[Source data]
----

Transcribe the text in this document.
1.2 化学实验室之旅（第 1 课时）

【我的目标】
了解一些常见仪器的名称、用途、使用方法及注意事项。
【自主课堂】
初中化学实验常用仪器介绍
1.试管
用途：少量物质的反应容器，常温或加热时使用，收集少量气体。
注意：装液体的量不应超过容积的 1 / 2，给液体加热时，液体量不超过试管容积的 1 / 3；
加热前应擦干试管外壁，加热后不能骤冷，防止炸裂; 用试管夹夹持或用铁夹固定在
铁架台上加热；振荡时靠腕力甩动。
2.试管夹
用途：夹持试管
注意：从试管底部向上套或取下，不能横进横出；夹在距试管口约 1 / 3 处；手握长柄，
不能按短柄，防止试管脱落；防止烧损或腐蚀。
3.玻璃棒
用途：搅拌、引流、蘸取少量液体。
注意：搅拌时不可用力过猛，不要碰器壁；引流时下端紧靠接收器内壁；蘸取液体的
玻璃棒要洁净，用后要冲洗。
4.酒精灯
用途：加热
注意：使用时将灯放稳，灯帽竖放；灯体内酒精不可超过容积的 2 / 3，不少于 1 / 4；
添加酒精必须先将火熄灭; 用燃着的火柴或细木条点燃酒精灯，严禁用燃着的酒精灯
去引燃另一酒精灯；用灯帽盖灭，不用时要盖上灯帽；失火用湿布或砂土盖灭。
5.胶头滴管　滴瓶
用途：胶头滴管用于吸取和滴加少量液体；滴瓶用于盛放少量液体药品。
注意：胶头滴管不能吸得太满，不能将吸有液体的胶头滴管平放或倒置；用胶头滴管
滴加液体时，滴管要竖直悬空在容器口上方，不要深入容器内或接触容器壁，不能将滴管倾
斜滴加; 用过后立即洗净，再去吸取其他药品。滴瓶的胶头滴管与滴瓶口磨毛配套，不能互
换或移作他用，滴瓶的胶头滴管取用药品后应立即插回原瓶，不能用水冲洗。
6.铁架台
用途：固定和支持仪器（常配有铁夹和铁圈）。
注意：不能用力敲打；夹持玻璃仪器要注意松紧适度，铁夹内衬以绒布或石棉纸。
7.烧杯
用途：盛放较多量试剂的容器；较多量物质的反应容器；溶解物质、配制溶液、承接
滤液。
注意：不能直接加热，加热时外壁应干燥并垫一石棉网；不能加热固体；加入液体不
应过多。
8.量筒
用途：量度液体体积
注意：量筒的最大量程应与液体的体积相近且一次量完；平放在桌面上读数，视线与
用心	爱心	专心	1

----

### The request
Once more, set down the full listing, verbatim.

### Written solution
Transcribe the text in this document.
1.2 化学实验室之旅（第 1 课时）

【我的目标】
了解一些常见仪器的名称、用途、使用方法及注意事项。
【自主课堂】
初中化学实验常用仪器介绍
1.试管
用途：少量物质的反应容器，常温或加热时使用，收集少量气体。
注意：装液体的量不应超过容积的 1 / 2，给液体加热时，液体量不超过试管容积的 1 / 3；
加热前应擦干试管外壁，加热后不能骤冷，防止炸裂; 用试管夹夹持或用铁夹固定在
铁架台上加热；振荡时靠腕力甩动。
2.试管夹
用途：夹持试管
注意：从试管底部向上套或取下，不能横进横出；夹在距试管口约 1 / 3 处；手握长柄，
不能按短柄，防止试管脱落；防止烧损或腐蚀。
3.玻璃棒
用途：搅拌、引流、蘸取少量液体。
注意：搅拌时不可用力过猛，不要碰器壁；引流时下端紧靠接收器内壁；蘸取液体的
玻璃棒要洁净，用后要冲洗。
4.酒精灯
用途：加热
注意：使用时将灯放稳，灯帽竖放；灯体内酒精不可超过容积的 2 / 3，不少于 1 / 4；
添加酒精必须先将火熄灭; 用燃着的火柴或细木条点燃酒精灯，严禁用燃着的酒精灯
去引燃另一酒精灯；用灯帽盖灭，不用时要盖上灯帽；失火用湿布或砂土盖灭。
5.胶头滴管　滴瓶
用途：胶头滴管用于吸取和滴加少量液体；滴瓶用于盛放少量液体药品。
注意：胶头滴管不能吸得太满，不能将吸有液体的胶头滴管平放或倒置；用胶头滴管
滴加液体时，滴管要竖直悬空在容器口上方，不要深入容器内或接触容器壁，不能将滴管倾
斜滴加; 用过后立即洗净，再去吸取其他药品。滴瓶的胶头滴管与滴瓶口磨毛配套，不能互
换或移作他用，滴瓶的胶头滴管取用药品后应立即插回原瓶，不能用水冲洗。
6.铁架台
用途：固定和支持仪器（常配有铁夹和铁圈）。
注意：不能用力敲打；夹持玻璃仪器要注意松紧适度，铁夹内衬以绒布或石棉纸。
7.烧杯
用途：盛放较多量试剂的容器；较多量物质的反应容器；溶解物质、配制溶液、承接
滤液。
注意：不能直接加热，加热时外壁应干燥并垫一石棉网；不能加热固体；加入液体不
应过多。
8.量筒
用途：量度液体体积
注意：量筒的最大量程应与液体的体积相近且一次量完；平放在桌面上读数，视线与
用心	爱心	专心	1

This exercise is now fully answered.